Beim Zusammenmischen seines eigenen musikalischen Stammbaumes hat Fonda sich immer wieder an besonders eigenwilligen Persönlichkeiten orientiert. Wadada Leo Smith gehörte zu seinen ersten Mentoren, gefolgt von Anthony Braxton, in dessen Tri-Centric-Ensemble Fonda noch immer eine zentrale Rolle einnimmt. Von der Arbeit mit Smiths Kompositionen hat Fonda eine für Bassisten ungewöhnliche Melodik mit einer Vorliebe für weite Intervallsprünge zurückbehalten. Anthony Braxton vermittelte ihm ein Formgefühl, das nicht zuletzt in Fondas ausgedehnten Soli zum Tragen kommt. Der Bassist dreht und wendet jedes Motiv, das ihm in die Finger gerät, bis er ihm auch die letzte unerhörte Seite abgelauscht hat. Auf seiner Soloplatte When lt‘s Time gerät er dabei bisweilen in allzu bedächtige Entwicklungsgänge, die den Fluss der Musik gelegentlich zäh werden lassen. In der Fonda/Stevens-Group bewahrt ihn die Agilität seiner Mitspieler weitgehend vor solchen Engpässen. Nicht zuletzt dank der Offenheit seiner eigenen Kompositionen: Oft versieht er einen Teil der Band mit unberechenbaren Unisonolinien, die von den übrigen Spielern frei umwoben oder konterkariert werden.

Ganz anders denkt und arbeitet Michael Jefry Stevens: »Alles, was ich schreibe, entwickle ich aus der Harmonik«, sagt der Pianist; und in der Tat basieren seine Stücke oft auf delikaten Akkordfolgen, denen sich das melodische und rhythmische Geschehen beizufügen hat. Dabei steht Stevens der Tradition des modernen und modalen Jazz weit näher als seine Bandkollegen. Gerne verwendet er eingängige Riffs und althergebrachte Songformen, die er jedoch selbst immer wieder in die verschiedensten Richtungen aufbricht: sein Hang zur europäischen Moderne beispielsweise findet sich ausgiebig auf der Duo-CD Haiku mit Mark Feldman dokumentiert. Hier ergehen sich die beiden New Yorker in düsteren Klanglandschaften, an deren Horizonten die Zwölftonmusik Schönbergs und Bergs aufschimmert. In zurückhaltenderen Passagen vernimmt man das Echo europäischer Japanrezeption, das bereits der Titelt nahe legt, während auf der anderen Seite des Klangspektrums die überhänge spätromantischer Virtuosität ertönen. Jene entspricht zweifellos Stevens‘ Naturell. Auch im Jazz hält er sich gerne an Vorbilder mit flinken und kräftigen Fingern. Die vollmundigen Akkordbögen McCoy Tyners finden sich in seinem Spiel ebenso

wie die mächtigen Cluster Cecil Taylors. Es nimmt denn auch nicht Wunder, wenn man Stevens auf der Quintett-CD Elements in Gesellschaft von Taylors Bassisten Dominic Duval findet. Die Tongewalt der beiden Session-Leader wird hier allerdings durch den sparsamen Einsatz von Tutti-Passagen und durch aphoristisch kurze Trackzeiten wohltuend eingedämmt.

Aufgabe a: Gib aus dem Text über Fonda und Stevens den Abschnitt von „wie die mächtigen“ bis „Trackzeiten wohltuend eingedämmt.“ wortgetreu aus.

Räumliche Layoutdaten:

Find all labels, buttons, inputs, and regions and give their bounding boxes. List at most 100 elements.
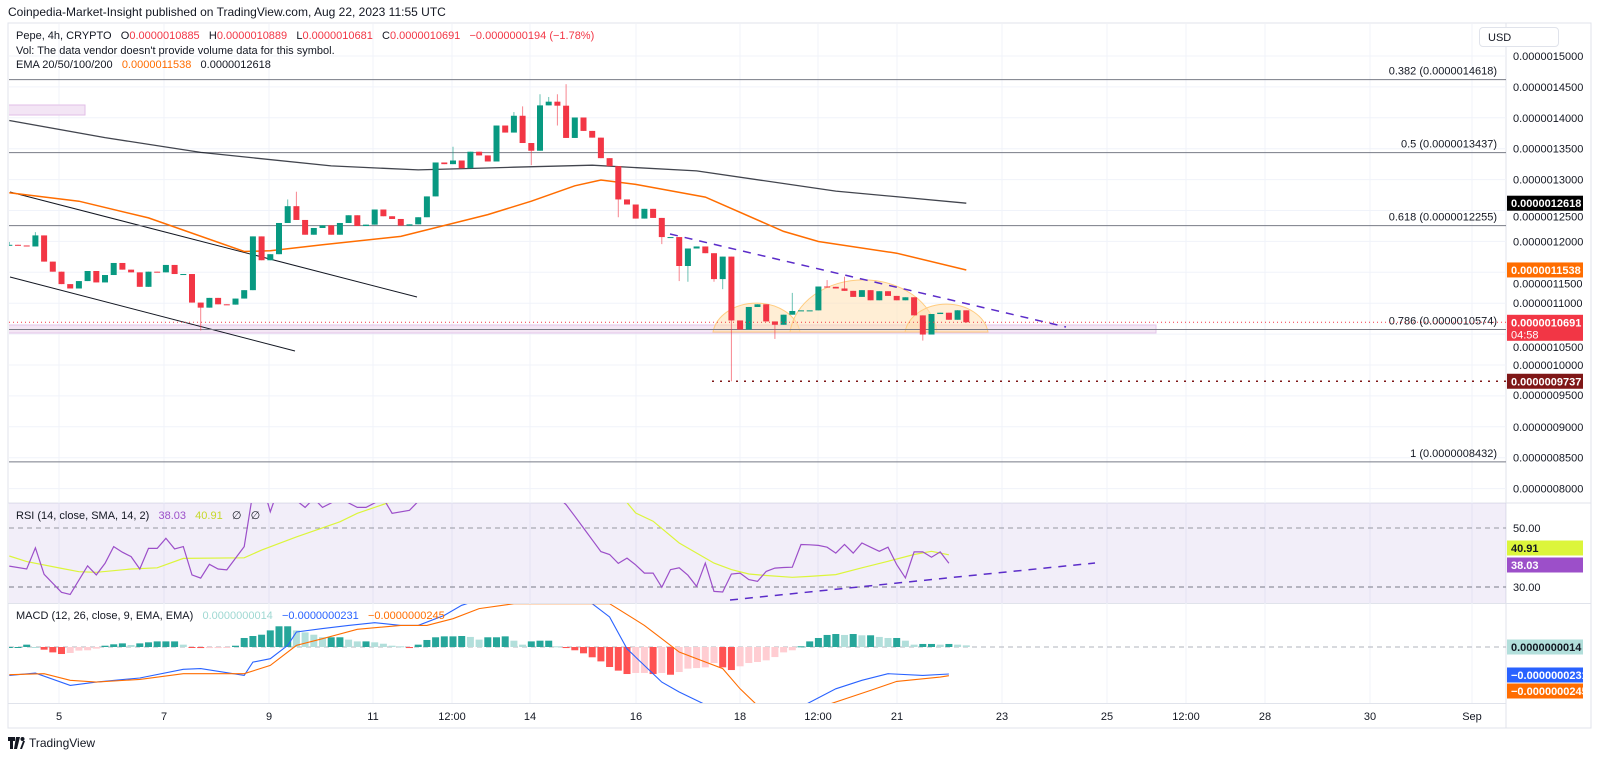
candle <box>180 274 187 276</box>
macd-histogram-bar <box>823 634 831 647</box>
candle <box>806 310 813 312</box>
candle <box>693 246 700 249</box>
ema50-price-badge <box>1507 262 1583 278</box>
candle <box>9 242 13 246</box>
macd-histogram-bar <box>684 647 692 669</box>
candle <box>467 151 474 169</box>
rsi-pane[interactable] <box>9 475 1506 603</box>
macd-histogram-bar <box>745 647 753 664</box>
candle <box>110 262 117 276</box>
macd-histogram-bar <box>849 634 857 647</box>
time-axis-label[interactable]: 11 <box>367 711 378 723</box>
candle-body <box>624 199 630 205</box>
candle-body <box>206 297 213 308</box>
macd-signal-badge <box>1507 683 1583 699</box>
symbol-name[interactable]: Pepe, 4h, CRYPTO <box>16 30 112 42</box>
candle <box>684 248 691 282</box>
macd-histogram-bar <box>466 636 474 647</box>
currency-button[interactable]: USD <box>1479 27 1559 47</box>
rsi-sma-badge-text: 40.91 <box>1511 543 1539 555</box>
last-price-badge-text: 0.0000010691 <box>1511 317 1581 329</box>
macd-histogram-bar <box>432 637 440 647</box>
time-axis-label[interactable]: 7 <box>161 711 167 723</box>
macd-histogram-bar <box>345 639 353 647</box>
time-axis-label[interactable]: 14 <box>524 711 536 723</box>
candle <box>371 209 378 225</box>
tradingview-logo[interactable]: TradingView <box>8 736 95 750</box>
time-axis-label[interactable]: 18 <box>734 711 746 723</box>
axes[interactable]: 0.0000012618 0.0000011538 0.000001069104:5… <box>56 51 1588 723</box>
time-axis-label[interactable]: 5 <box>56 711 62 723</box>
macd-lines <box>9 604 970 703</box>
candle <box>458 160 465 169</box>
candle <box>641 208 648 219</box>
macd-histogram-bar <box>388 645 396 647</box>
candle-body <box>954 310 961 320</box>
symbol-legend: Pepe, 4h, CRYPTO O0.0000010885 H0.000001… <box>16 30 594 43</box>
candle-body <box>484 155 491 162</box>
time-axis-label[interactable]: 12:00 <box>804 711 832 723</box>
time-axis-label[interactable]: 9 <box>266 711 272 723</box>
channel-lower-trendline[interactable] <box>9 276 296 352</box>
rsi-line <box>9 503 950 596</box>
time-axis-label[interactable]: 12:00 <box>1172 711 1200 723</box>
ema-legend[interactable]: EMA 20/50/100/200 0.0000011538 0.0000012… <box>16 59 271 72</box>
pattern-arc-left-shoulder[interactable] <box>712 302 801 333</box>
time-axis-label[interactable]: 23 <box>996 711 1008 723</box>
channel-upper-trendline[interactable] <box>9 191 418 298</box>
candle-body <box>780 314 787 325</box>
rsi-na-value-1: ∅ <box>231 510 242 522</box>
candle-body <box>432 162 439 197</box>
candle <box>441 162 448 165</box>
macd-histogram-bar <box>936 644 944 647</box>
low-price-badge-text: 0.0000009737 <box>1511 376 1581 388</box>
macd-histogram-bar <box>806 641 814 647</box>
fib-level-label: 0.382 (0.0000014618) <box>1389 66 1497 78</box>
time-axis-label[interactable]: 28 <box>1259 711 1271 723</box>
support-zone-rectangle[interactable] <box>8 324 1157 334</box>
macd-histogram-bar <box>675 647 683 673</box>
time-axis-label[interactable]: 12:00 <box>438 711 466 723</box>
price-pane[interactable]: 0.382 (0.0000014618) 0.5 (0.0000013437) 0.… <box>6 66 1506 463</box>
time-axis-label[interactable]: 30 <box>1364 711 1376 723</box>
candle-body <box>284 206 291 223</box>
macd-histogram-bar <box>710 647 718 664</box>
time-axis-label[interactable]: Sep <box>1462 711 1482 723</box>
candle <box>702 246 709 254</box>
candle <box>754 304 761 307</box>
price-axis-label: 0.0000013000 <box>1513 175 1583 187</box>
candle <box>154 271 161 273</box>
candle-body <box>197 302 204 308</box>
candle-body <box>589 130 596 138</box>
rsi-sma-badge <box>1507 540 1583 556</box>
candle <box>824 280 831 288</box>
candle <box>128 269 135 273</box>
candle-body <box>502 125 509 133</box>
candle-body <box>276 222 282 255</box>
candle-body <box>745 306 752 330</box>
time-axis-label[interactable]: 21 <box>891 711 903 723</box>
fib-retracement[interactable]: 0.382 (0.0000014618) 0.5 (0.0000013437) 0.… <box>9 66 1506 463</box>
macd-histogram-bar <box>14 647 22 648</box>
candle-body <box>119 262 126 270</box>
candle <box>832 286 839 289</box>
rsi-divergence-trendline[interactable] <box>729 562 1096 601</box>
high-value: 0.0000010889 <box>216 30 288 42</box>
macd-legend[interactable]: MACD (12, 26, close, 9, EMA, EMA) 0.0000… <box>16 610 445 623</box>
candle <box>893 295 900 301</box>
rsi-legend[interactable]: RSI (14, close, SMA, 14, 2) 38.03 40.91 … <box>16 510 260 523</box>
macd-histogram-bar <box>275 626 283 647</box>
drawing-rectangle-top-left[interactable] <box>8 104 86 116</box>
candle <box>867 290 874 301</box>
macd-pane[interactable] <box>6 594 1506 717</box>
macd-histogram-bar <box>527 641 535 647</box>
time-axis-label[interactable]: 25 <box>1101 711 1113 723</box>
macd-histogram-bar <box>475 639 483 647</box>
macd-histogram-bar <box>240 637 248 647</box>
time-axis-label[interactable]: 16 <box>630 711 642 723</box>
descending-trendline[interactable] <box>669 233 1067 328</box>
candle-body <box>867 290 874 301</box>
candle <box>162 264 169 273</box>
candle-body <box>67 284 74 289</box>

Aufgabe b: Stelle die Zeilen der Datensätze von der Zeile mit „candle <box>180 274 187 276</box>“ bis zur Zeile mit „candle <box>110 262 117 276</box>“, beide eingeschlossen, als JSON-Liste von Zeichenketten dar. Jede Zeile wird zu einem Eintrag, und Leerzeilen entfallen.

Vollständige Antwort a:
wie die mächtigen Cluster Cecil Taylors. Es nimmt denn auch nicht Wunder, wenn man Stevens auf der Quintett-CD Elements in Gesellschaft von Taylors Bassisten Dominic Duval findet. Die Tongewalt der beiden Session-Leader wird hier allerdings durch den sparsamen Einsatz von Tutti-Passagen und durch aphoristisch kurze Trackzeiten wohltuend eingedämmt.

Vollständige Antwort b:
[
  "candle <box>180 274 187 276</box>",
  "macd-histogram-bar <box>823 634 831 647</box>",
  "candle <box>806 310 813 312</box>",
  "candle <box>693 246 700 249</box>",
  "ema50-price-badge <box>1507 262 1583 278</box>",
  "candle <box>9 242 13 246</box>",
  "macd-histogram-bar <box>684 647 692 669</box>",
  "candle <box>467 151 474 169</box>",
  "rsi-pane[interactable] <box>9 475 1506 603</box>",
  "macd-histogram-bar <box>745 647 753 664</box>",
  "candle <box>110 262 117 276</box>"
]